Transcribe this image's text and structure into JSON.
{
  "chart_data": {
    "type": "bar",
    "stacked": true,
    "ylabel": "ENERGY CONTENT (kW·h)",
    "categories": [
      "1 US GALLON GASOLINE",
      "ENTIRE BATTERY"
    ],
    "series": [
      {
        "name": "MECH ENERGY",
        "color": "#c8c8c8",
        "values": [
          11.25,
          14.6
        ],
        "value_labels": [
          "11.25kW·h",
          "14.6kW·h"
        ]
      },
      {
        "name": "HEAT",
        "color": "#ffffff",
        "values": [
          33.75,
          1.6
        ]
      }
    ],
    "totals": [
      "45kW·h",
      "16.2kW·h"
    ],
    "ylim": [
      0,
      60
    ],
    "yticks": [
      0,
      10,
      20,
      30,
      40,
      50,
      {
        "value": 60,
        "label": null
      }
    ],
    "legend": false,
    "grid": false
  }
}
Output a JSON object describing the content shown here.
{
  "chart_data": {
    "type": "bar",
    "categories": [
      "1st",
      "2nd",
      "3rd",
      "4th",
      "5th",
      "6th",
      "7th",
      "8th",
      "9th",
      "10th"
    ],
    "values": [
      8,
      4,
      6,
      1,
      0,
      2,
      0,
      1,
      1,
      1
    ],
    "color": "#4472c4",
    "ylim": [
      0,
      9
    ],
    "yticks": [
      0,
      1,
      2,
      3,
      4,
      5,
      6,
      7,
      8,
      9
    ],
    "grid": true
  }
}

☆ ☆ ☆ ☆

■ **Your goal**: Output every entry shown above, exactly.

■ **Result of the exercise**:
Transcribe this image's text and structure into JSON.
{
  "chart_data": {
    "type": "bar",
    "stacked": true,
    "ylabel": "ENERGY CONTENT (kW·h)",
    "categories": [
      "1 US GALLON GASOLINE",
      "ENTIRE BATTERY"
    ],
    "series": [
      {
        "name": "MECH ENERGY",
        "color": "#c8c8c8",
        "values": [
          11.25,
          14.6
        ],
        "value_labels": [
          "11.25kW·h",
          "14.6kW·h"
        ]
      },
      {
        "name": "HEAT",
        "color": "#ffffff",
        "values": [
          33.75,
          1.6
        ]
      }
    ],
    "totals": [
      "45kW·h",
      "16.2kW·h"
    ],
    "ylim": [
      0,
      60
    ],
    "yticks": [
      0,
      10,
      20,
      30,
      40,
      50,
      {
        "value": 60,
        "label": null
      }
    ],
    "legend": false,
    "grid": false
  }
}
Output a JSON object describing the content shown here.
{
  "chart_data": {
    "type": "bar",
    "categories": [
      "1st",
      "2nd",
      "3rd",
      "4th",
      "5th",
      "6th",
      "7th",
      "8th",
      "9th",
      "10th"
    ],
    "values": [
      8,
      4,
      6,
      1,
      0,
      2,
      0,
      1,
      1,
      1
    ],
    "color": "#4472c4",
    "ylim": [
      0,
      9
    ],
    "yticks": [
      0,
      1,
      2,
      3,
      4,
      5,
      6,
      7,
      8,
      9
    ],
    "grid": true
  }
}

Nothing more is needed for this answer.